Copy the data precisely, keeping every character.
[BEGIN EXERCISE MATERIALS]
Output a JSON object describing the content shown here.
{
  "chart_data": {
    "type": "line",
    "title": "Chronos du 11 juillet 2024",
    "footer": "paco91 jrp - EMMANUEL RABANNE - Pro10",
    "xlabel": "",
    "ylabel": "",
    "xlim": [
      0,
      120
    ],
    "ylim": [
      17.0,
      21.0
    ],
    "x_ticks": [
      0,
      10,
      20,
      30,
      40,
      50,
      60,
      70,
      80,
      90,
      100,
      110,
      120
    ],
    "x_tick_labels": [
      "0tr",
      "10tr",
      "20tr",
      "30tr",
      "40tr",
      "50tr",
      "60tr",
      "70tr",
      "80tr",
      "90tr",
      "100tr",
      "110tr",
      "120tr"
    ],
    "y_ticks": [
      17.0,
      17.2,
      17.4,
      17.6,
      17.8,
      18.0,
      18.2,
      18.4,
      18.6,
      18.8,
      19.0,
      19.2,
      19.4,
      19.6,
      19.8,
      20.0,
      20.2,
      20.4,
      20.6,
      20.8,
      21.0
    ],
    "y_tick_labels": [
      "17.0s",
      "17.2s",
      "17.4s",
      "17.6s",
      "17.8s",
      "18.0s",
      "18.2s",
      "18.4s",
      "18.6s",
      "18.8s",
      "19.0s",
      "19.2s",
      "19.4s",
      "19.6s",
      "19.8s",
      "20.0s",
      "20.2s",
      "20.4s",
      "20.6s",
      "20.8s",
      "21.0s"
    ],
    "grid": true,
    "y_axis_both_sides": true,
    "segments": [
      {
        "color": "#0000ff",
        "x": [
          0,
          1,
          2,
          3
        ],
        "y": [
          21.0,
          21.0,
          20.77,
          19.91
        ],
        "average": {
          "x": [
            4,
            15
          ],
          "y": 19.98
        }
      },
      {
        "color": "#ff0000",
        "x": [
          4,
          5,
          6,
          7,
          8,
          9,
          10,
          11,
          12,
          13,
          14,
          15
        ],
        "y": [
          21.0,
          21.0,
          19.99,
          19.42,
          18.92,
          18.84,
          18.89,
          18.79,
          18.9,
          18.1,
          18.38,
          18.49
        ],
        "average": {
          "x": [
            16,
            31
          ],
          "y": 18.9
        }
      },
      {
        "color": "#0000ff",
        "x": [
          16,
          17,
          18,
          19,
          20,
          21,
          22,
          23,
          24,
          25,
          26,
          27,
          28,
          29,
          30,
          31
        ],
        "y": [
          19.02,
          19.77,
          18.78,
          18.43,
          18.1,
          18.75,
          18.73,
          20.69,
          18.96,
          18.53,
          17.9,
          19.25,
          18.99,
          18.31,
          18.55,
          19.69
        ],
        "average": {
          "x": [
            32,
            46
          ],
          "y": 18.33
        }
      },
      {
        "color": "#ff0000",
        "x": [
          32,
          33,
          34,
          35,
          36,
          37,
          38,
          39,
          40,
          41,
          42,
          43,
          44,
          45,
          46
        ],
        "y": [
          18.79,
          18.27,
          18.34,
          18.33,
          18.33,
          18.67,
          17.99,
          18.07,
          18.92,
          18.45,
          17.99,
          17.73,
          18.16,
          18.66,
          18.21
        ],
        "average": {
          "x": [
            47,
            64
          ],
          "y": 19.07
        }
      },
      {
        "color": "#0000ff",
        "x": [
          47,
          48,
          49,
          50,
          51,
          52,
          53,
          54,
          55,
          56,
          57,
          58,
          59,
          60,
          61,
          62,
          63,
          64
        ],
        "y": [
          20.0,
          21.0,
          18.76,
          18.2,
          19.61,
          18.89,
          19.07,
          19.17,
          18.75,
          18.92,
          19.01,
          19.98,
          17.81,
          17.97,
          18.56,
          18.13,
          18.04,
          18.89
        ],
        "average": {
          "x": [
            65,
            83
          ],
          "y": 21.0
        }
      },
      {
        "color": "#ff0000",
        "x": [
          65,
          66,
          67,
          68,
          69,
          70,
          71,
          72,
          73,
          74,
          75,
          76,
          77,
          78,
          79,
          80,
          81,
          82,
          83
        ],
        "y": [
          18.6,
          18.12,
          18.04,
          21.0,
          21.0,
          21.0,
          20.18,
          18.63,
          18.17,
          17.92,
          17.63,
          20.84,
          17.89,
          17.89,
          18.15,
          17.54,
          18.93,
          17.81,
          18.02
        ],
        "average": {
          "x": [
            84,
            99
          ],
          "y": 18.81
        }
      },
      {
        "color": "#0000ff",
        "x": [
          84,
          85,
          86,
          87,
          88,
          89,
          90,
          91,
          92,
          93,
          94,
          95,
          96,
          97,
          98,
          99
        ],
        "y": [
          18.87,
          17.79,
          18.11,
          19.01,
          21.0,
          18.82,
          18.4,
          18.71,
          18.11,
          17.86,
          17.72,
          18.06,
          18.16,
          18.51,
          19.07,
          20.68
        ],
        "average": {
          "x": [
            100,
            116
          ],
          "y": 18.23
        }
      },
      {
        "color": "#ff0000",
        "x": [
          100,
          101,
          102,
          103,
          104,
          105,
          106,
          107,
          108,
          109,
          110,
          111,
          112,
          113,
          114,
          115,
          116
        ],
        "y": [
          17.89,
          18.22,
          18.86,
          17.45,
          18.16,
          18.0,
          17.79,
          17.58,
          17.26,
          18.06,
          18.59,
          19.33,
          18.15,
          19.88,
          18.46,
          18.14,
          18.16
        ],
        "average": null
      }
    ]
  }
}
[END EXERCISE MATERIALS]
* FULL SOLUTION *
Output a JSON object describing the content shown here.
{
  "chart_data": {
    "type": "line",
    "title": "Chronos du 11 juillet 2024",
    "footer": "paco91 jrp - EMMANUEL RABANNE - Pro10",
    "xlabel": "",
    "ylabel": "",
    "xlim": [
      0,
      120
    ],
    "ylim": [
      17.0,
      21.0
    ],
    "x_ticks": [
      0,
      10,
      20,
      30,
      40,
      50,
      60,
      70,
      80,
      90,
      100,
      110,
      120
    ],
    "x_tick_labels": [
      "0tr",
      "10tr",
      "20tr",
      "30tr",
      "40tr",
      "50tr",
      "60tr",
      "70tr",
      "80tr",
      "90tr",
      "100tr",
      "110tr",
      "120tr"
    ],
    "y_ticks": [
      17.0,
      17.2,
      17.4,
      17.6,
      17.8,
      18.0,
      18.2,
      18.4,
      18.6,
      18.8,
      19.0,
      19.2,
      19.4,
      19.6,
      19.8,
      20.0,
      20.2,
      20.4,
      20.6,
      20.8,
      21.0
    ],
    "y_tick_labels": [
      "17.0s",
      "17.2s",
      "17.4s",
      "17.6s",
      "17.8s",
      "18.0s",
      "18.2s",
      "18.4s",
      "18.6s",
      "18.8s",
      "19.0s",
      "19.2s",
      "19.4s",
      "19.6s",
      "19.8s",
      "20.0s",
      "20.2s",
      "20.4s",
      "20.6s",
      "20.8s",
      "21.0s"
    ],
    "grid": true,
    "y_axis_both_sides": true,
    "segments": [
      {
        "color": "#0000ff",
        "x": [
          0,
          1,
          2,
          3
        ],
        "y": [
          21.0,
          21.0,
          20.77,
          19.91
        ],
        "average": {
          "x": [
            4,
            15
          ],
          "y": 19.98
        }
      },
      {
        "color": "#ff0000",
        "x": [
          4,
          5,
          6,
          7,
          8,
          9,
          10,
          11,
          12,
          13,
          14,
          15
        ],
        "y": [
          21.0,
          21.0,
          19.99,
          19.42,
          18.92,
          18.84,
          18.89,
          18.79,
          18.9,
          18.1,
          18.38,
          18.49
        ],
        "average": {
          "x": [
            16,
            31
          ],
          "y": 18.9
        }
      },
      {
        "color": "#0000ff",
        "x": [
          16,
          17,
          18,
          19,
          20,
          21,
          22,
          23,
          24,
          25,
          26,
          27,
          28,
          29,
          30,
          31
        ],
        "y": [
          19.02,
          19.77,
          18.78,
          18.43,
          18.1,
          18.75,
          18.73,
          20.69,
          18.96,
          18.53,
          17.9,
          19.25,
          18.99,
          18.31,
          18.55,
          19.69
        ],
        "average": {
          "x": [
            32,
            46
          ],
          "y": 18.33
        }
      },
      {
        "color": "#ff0000",
        "x": [
          32,
          33,
          34,
          35,
          36,
          37,
          38,
          39,
          40,
          41,
          42,
          43,
          44,
          45,
          46
        ],
        "y": [
          18.79,
          18.27,
          18.34,
          18.33,
          18.33,
          18.67,
          17.99,
          18.07,
          18.92,
          18.45,
          17.99,
          17.73,
          18.16,
          18.66,
          18.21
        ],
        "average": {
          "x": [
            47,
            64
          ],
          "y": 19.07
        }
      },
      {
        "color": "#0000ff",
        "x": [
          47,
          48,
          49,
          50,
          51,
          52,
          53,
          54,
          55,
          56,
          57,
          58,
          59,
          60,
          61,
          62,
          63,
          64
        ],
        "y": [
          20.0,
          21.0,
          18.76,
          18.2,
          19.61,
          18.89,
          19.07,
          19.17,
          18.75,
          18.92,
          19.01,
          19.98,
          17.81,
          17.97,
          18.56,
          18.13,
          18.04,
          18.89
        ],
        "average": {
          "x": [
            65,
            83
          ],
          "y": 21.0
        }
      },
      {
        "color": "#ff0000",
        "x": [
          65,
          66,
          67,
          68,
          69,
          70,
          71,
          72,
          73,
          74,
          75,
          76,
          77,
          78,
          79,
          80,
          81,
          82,
          83
        ],
        "y": [
          18.6,
          18.12,
          18.04,
          21.0,
          21.0,
          21.0,
          20.18,
          18.63,
          18.17,
          17.92,
          17.63,
          20.84,
          17.89,
          17.89,
          18.15,
          17.54,
          18.93,
          17.81,
          18.02
        ],
        "average": {
          "x": [
            84,
            99
          ],
          "y": 18.81
        }
      },
      {
        "color": "#0000ff",
        "x": [
          84,
          85,
          86,
          87,
          88,
          89,
          90,
          91,
          92,
          93,
          94,
          95,
          96,
          97,
          98,
          99
        ],
        "y": [
          18.87,
          17.79,
          18.11,
          19.01,
          21.0,
          18.82,
          18.4,
          18.71,
          18.11,
          17.86,
          17.72,
          18.06,
          18.16,
          18.51,
          19.07,
          20.68
        ],
        "average": {
          "x": [
            100,
            116
          ],
          "y": 18.23
        }
      },
      {
        "color": "#ff0000",
        "x": [
          100,
          101,
          102,
          103,
          104,
          105,
          106,
          107,
          108,
          109,
          110,
          111,
          112,
          113,
          114,
          115,
          116
        ],
        "y": [
          17.89,
          18.22,
          18.86,
          17.45,
          18.16,
          18.0,
          17.79,
          17.58,
          17.26,
          18.06,
          18.59,
          19.33,
          18.15,
          19.88,
          18.46,
          18.14,
          18.16
        ],
        "average": null
      }
    ]
  }
}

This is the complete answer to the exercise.